### Requirement
Extract the complete listing and repeat it word for word.

(Structured figure records)
--------------------
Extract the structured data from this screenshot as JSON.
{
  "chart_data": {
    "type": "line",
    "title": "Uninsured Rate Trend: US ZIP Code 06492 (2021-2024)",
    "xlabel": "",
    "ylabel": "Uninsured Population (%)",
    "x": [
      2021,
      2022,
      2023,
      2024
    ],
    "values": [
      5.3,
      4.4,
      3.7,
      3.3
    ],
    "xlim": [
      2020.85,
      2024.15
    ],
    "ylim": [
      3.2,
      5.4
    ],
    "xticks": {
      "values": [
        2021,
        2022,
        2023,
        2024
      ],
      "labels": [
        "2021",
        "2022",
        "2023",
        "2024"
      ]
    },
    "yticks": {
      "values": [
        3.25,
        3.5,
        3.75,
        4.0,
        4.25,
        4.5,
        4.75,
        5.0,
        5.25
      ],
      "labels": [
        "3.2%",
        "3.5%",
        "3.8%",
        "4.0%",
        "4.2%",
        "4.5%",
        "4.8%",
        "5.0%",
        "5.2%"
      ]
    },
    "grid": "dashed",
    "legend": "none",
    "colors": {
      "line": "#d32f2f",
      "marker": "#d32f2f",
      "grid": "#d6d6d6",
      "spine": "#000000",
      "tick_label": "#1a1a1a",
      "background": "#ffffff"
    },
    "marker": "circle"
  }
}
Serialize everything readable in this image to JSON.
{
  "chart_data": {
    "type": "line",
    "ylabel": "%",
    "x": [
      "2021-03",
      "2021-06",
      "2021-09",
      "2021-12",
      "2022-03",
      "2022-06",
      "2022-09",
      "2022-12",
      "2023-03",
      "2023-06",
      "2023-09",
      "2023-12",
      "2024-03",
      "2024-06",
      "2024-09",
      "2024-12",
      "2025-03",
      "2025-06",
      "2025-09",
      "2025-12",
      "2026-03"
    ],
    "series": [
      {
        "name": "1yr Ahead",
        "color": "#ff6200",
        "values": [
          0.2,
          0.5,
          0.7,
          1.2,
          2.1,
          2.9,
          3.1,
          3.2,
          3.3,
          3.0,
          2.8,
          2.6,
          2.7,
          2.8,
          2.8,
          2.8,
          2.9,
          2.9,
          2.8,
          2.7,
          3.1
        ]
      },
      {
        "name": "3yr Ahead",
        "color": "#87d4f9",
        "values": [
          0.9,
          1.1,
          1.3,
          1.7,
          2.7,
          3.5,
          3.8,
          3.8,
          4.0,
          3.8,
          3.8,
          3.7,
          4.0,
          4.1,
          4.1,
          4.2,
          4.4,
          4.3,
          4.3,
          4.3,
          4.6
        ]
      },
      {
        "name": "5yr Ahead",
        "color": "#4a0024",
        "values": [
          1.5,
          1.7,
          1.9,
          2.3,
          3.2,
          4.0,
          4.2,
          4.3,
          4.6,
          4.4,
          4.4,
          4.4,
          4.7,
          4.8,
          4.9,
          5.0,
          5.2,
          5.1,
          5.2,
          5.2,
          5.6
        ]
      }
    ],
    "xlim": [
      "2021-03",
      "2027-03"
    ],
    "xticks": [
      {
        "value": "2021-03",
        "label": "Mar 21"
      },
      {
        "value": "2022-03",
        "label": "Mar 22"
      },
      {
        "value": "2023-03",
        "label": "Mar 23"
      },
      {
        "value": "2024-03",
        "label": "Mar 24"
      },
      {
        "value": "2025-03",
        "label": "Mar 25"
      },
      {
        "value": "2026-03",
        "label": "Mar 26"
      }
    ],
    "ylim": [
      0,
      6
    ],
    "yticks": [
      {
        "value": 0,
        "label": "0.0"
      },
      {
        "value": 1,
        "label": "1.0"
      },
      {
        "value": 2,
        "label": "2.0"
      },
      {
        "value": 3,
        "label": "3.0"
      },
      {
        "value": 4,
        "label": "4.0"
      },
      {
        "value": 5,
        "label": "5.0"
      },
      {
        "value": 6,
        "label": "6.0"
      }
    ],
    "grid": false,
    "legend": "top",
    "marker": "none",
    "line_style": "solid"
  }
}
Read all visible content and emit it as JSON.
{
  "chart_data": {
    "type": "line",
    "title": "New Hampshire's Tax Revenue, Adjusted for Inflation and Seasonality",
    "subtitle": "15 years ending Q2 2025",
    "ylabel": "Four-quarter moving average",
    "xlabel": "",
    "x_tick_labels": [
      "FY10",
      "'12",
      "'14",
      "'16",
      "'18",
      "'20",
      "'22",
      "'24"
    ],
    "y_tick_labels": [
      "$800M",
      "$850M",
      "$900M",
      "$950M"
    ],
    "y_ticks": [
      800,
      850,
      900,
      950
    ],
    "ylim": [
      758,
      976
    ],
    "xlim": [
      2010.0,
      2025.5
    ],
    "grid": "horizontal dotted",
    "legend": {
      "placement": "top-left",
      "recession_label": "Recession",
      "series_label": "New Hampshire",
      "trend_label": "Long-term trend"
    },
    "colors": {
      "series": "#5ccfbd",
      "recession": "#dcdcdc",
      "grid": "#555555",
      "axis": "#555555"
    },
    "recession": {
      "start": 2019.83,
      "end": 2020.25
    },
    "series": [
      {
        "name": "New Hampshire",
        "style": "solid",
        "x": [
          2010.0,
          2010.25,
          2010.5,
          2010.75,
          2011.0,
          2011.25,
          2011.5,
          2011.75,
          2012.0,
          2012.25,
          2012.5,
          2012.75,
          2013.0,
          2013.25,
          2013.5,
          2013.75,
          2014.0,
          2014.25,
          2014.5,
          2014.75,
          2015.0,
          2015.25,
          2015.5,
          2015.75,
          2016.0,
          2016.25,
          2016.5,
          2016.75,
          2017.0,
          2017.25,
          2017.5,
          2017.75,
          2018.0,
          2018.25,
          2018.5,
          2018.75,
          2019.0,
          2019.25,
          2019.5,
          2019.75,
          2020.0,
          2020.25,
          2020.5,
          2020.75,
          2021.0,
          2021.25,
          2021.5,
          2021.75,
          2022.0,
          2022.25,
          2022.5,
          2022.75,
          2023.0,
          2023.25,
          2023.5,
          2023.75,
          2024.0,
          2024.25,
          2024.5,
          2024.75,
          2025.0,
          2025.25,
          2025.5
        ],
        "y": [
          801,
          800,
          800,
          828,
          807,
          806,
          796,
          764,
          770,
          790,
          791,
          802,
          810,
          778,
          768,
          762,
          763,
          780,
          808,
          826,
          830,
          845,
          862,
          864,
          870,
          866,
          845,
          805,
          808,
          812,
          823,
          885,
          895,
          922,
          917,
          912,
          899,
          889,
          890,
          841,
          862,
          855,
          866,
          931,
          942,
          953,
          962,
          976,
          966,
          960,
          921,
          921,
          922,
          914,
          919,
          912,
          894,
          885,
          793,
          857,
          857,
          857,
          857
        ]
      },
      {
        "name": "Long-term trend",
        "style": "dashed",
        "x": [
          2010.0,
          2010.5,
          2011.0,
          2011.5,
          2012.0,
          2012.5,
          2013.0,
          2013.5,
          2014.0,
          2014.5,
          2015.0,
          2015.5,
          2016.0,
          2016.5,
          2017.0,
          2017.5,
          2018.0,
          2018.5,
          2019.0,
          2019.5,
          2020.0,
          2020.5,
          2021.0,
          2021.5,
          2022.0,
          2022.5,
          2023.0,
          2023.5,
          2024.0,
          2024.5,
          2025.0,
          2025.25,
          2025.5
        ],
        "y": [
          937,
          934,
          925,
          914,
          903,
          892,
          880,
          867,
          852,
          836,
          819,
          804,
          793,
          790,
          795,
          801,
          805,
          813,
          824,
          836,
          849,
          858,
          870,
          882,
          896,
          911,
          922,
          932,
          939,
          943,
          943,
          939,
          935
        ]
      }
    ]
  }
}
--------------------
### Output
Extract the structured data from this screenshot as JSON.
{
  "chart_data": {
    "type": "line",
    "title": "Uninsured Rate Trend: US ZIP Code 06492 (2021-2024)",
    "xlabel": "",
    "ylabel": "Uninsured Population (%)",
    "x": [
      2021,
      2022,
      2023,
      2024
    ],
    "values": [
      5.3,
      4.4,
      3.7,
      3.3
    ],
    "xlim": [
      2020.85,
      2024.15
    ],
    "ylim": [
      3.2,
      5.4
    ],
    "xticks": {
      "values": [
        2021,
        2022,
        2023,
        2024
      ],
      "labels": [
        "2021",
        "2022",
        "2023",
        "2024"
      ]
    },
    "yticks": {
      "values": [
        3.25,
        3.5,
        3.75,
        4.0,
        4.25,
        4.5,
        4.75,
        5.0,
        5.25
      ],
      "labels": [
        "3.2%",
        "3.5%",
        "3.8%",
        "4.0%",
        "4.2%",
        "4.5%",
        "4.8%",
        "5.0%",
        "5.2%"
      ]
    },
    "grid": "dashed",
    "legend": "none",
    "colors": {
      "line": "#d32f2f",
      "marker": "#d32f2f",
      "grid": "#d6d6d6",
      "spine": "#000000",
      "tick_label": "#1a1a1a",
      "background": "#ffffff"
    },
    "marker": "circle"
  }
}
Serialize everything readable in this image to JSON.
{
  "chart_data": {
    "type": "line",
    "ylabel": "%",
    "x": [
      "2021-03",
      "2021-06",
      "2021-09",
      "2021-12",
      "2022-03",
      "2022-06",
      "2022-09",
      "2022-12",
      "2023-03",
      "2023-06",
      "2023-09",
      "2023-12",
      "2024-03",
      "2024-06",
      "2024-09",
      "2024-12",
      "2025-03",
      "2025-06",
      "2025-09",
      "2025-12",
      "2026-03"
    ],
    "series": [
      {
        "name": "1yr Ahead",
        "color": "#ff6200",
        "values": [
          0.2,
          0.5,
          0.7,
          1.2,
          2.1,
          2.9,
          3.1,
          3.2,
          3.3,
          3.0,
          2.8,
          2.6,
          2.7,
          2.8,
          2.8,
          2.8,
          2.9,
          2.9,
          2.8,
          2.7,
          3.1
        ]
      },
      {
        "name": "3yr Ahead",
        "color": "#87d4f9",
        "values": [
          0.9,
          1.1,
          1.3,
          1.7,
          2.7,
          3.5,
          3.8,
          3.8,
          4.0,
          3.8,
          3.8,
          3.7,
          4.0,
          4.1,
          4.1,
          4.2,
          4.4,
          4.3,
          4.3,
          4.3,
          4.6
        ]
      },
      {
        "name": "5yr Ahead",
        "color": "#4a0024",
        "values": [
          1.5,
          1.7,
          1.9,
          2.3,
          3.2,
          4.0,
          4.2,
          4.3,
          4.6,
          4.4,
          4.4,
          4.4,
          4.7,
          4.8,
          4.9,
          5.0,
          5.2,
          5.1,
          5.2,
          5.2,
          5.6
        ]
      }
    ],
    "xlim": [
      "2021-03",
      "2027-03"
    ],
    "xticks": [
      {
        "value": "2021-03",
        "label": "Mar 21"
      },
      {
        "value": "2022-03",
        "label": "Mar 22"
      },
      {
        "value": "2023-03",
        "label": "Mar 23"
      },
      {
        "value": "2024-03",
        "label": "Mar 24"
      },
      {
        "value": "2025-03",
        "label": "Mar 25"
      },
      {
        "value": "2026-03",
        "label": "Mar 26"
      }
    ],
    "ylim": [
      0,
      6
    ],
    "yticks": [
      {
        "value": 0,
        "label": "0.0"
      },
      {
        "value": 1,
        "label": "1.0"
      },
      {
        "value": 2,
        "label": "2.0"
      },
      {
        "value": 3,
        "label": "3.0"
      },
      {
        "value": 4,
        "label": "4.0"
      },
      {
        "value": 5,
        "label": "5.0"
      },
      {
        "value": 6,
        "label": "6.0"
      }
    ],
    "grid": false,
    "legend": "top",
    "marker": "none",
    "line_style": "solid"
  }
}
Read all visible content and emit it as JSON.
{
  "chart_data": {
    "type": "line",
    "title": "New Hampshire's Tax Revenue, Adjusted for Inflation and Seasonality",
    "subtitle": "15 years ending Q2 2025",
    "ylabel": "Four-quarter moving average",
    "xlabel": "",
    "x_tick_labels": [
      "FY10",
      "'12",
      "'14",
      "'16",
      "'18",
      "'20",
      "'22",
      "'24"
    ],
    "y_tick_labels": [
      "$800M",
      "$850M",
      "$900M",
      "$950M"
    ],
    "y_ticks": [
      800,
      850,
      900,
      950
    ],
    "ylim": [
      758,
      976
    ],
    "xlim": [
      2010.0,
      2025.5
    ],
    "grid": "horizontal dotted",
    "legend": {
      "placement": "top-left",
      "recession_label": "Recession",
      "series_label": "New Hampshire",
      "trend_label": "Long-term trend"
    },
    "colors": {
      "series": "#5ccfbd",
      "recession": "#dcdcdc",
      "grid": "#555555",
      "axis": "#555555"
    },
    "recession": {
      "start": 2019.83,
      "end": 2020.25
    },
    "series": [
      {
        "name": "New Hampshire",
        "style": "solid",
        "x": [
          2010.0,
          2010.25,
          2010.5,
          2010.75,
          2011.0,
          2011.25,
          2011.5,
          2011.75,
          2012.0,
          2012.25,
          2012.5,
          2012.75,
          2013.0,
          2013.25,
          2013.5,
          2013.75,
          2014.0,
          2014.25,
          2014.5,
          2014.75,
          2015.0,
          2015.25,
          2015.5,
          2015.75,
          2016.0,
          2016.25,
          2016.5,
          2016.75,
          2017.0,
          2017.25,
          2017.5,
          2017.75,
          2018.0,
          2018.25,
          2018.5,
          2018.75,
          2019.0,
          2019.25,
          2019.5,
          2019.75,
          2020.0,
          2020.25,
          2020.5,
          2020.75,
          2021.0,
          2021.25,
          2021.5,
          2021.75,
          2022.0,
          2022.25,
          2022.5,
          2022.75,
          2023.0,
          2023.25,
          2023.5,
          2023.75,
          2024.0,
          2024.25,
          2024.5,
          2024.75,
          2025.0,
          2025.25,
          2025.5
        ],
        "y": [
          801,
          800,
          800,
          828,
          807,
          806,
          796,
          764,
          770,
          790,
          791,
          802,
          810,
          778,
          768,
          762,
          763,
          780,
          808,
          826,
          830,
          845,
          862,
          864,
          870,
          866,
          845,
          805,
          808,
          812,
          823,
          885,
          895,
          922,
          917,
          912,
          899,
          889,
          890,
          841,
          862,
          855,
          866,
          931,
          942,
          953,
          962,
          976,
          966,
          960,
          921,
          921,
          922,
          914,
          919,
          912,
          894,
          885,
          793,
          857,
          857,
          857,
          857
        ]
      },
      {
        "name": "Long-term trend",
        "style": "dashed",
        "x": [
          2010.0,
          2010.5,
          2011.0,
          2011.5,
          2012.0,
          2012.5,
          2013.0,
          2013.5,
          2014.0,
          2014.5,
          2015.0,
          2015.5,
          2016.0,
          2016.5,
          2017.0,
          2017.5,
          2018.0,
          2018.5,
          2019.0,
          2019.5,
          2020.0,
          2020.5,
          2021.0,
          2021.5,
          2022.0,
          2022.5,
          2023.0,
          2023.5,
          2024.0,
          2024.5,
          2025.0,
          2025.25,
          2025.5
        ],
        "y": [
          937,
          934,
          925,
          914,
          903,
          892,
          880,
          867,
          852,
          836,
          819,
          804,
          793,
          790,
          795,
          801,
          805,
          813,
          824,
          836,
          849,
          858,
          870,
          882,
          896,
          911,
          922,
          932,
          939,
          943,
          943,
          939,
          935
        ]
      }
    ]
  }
}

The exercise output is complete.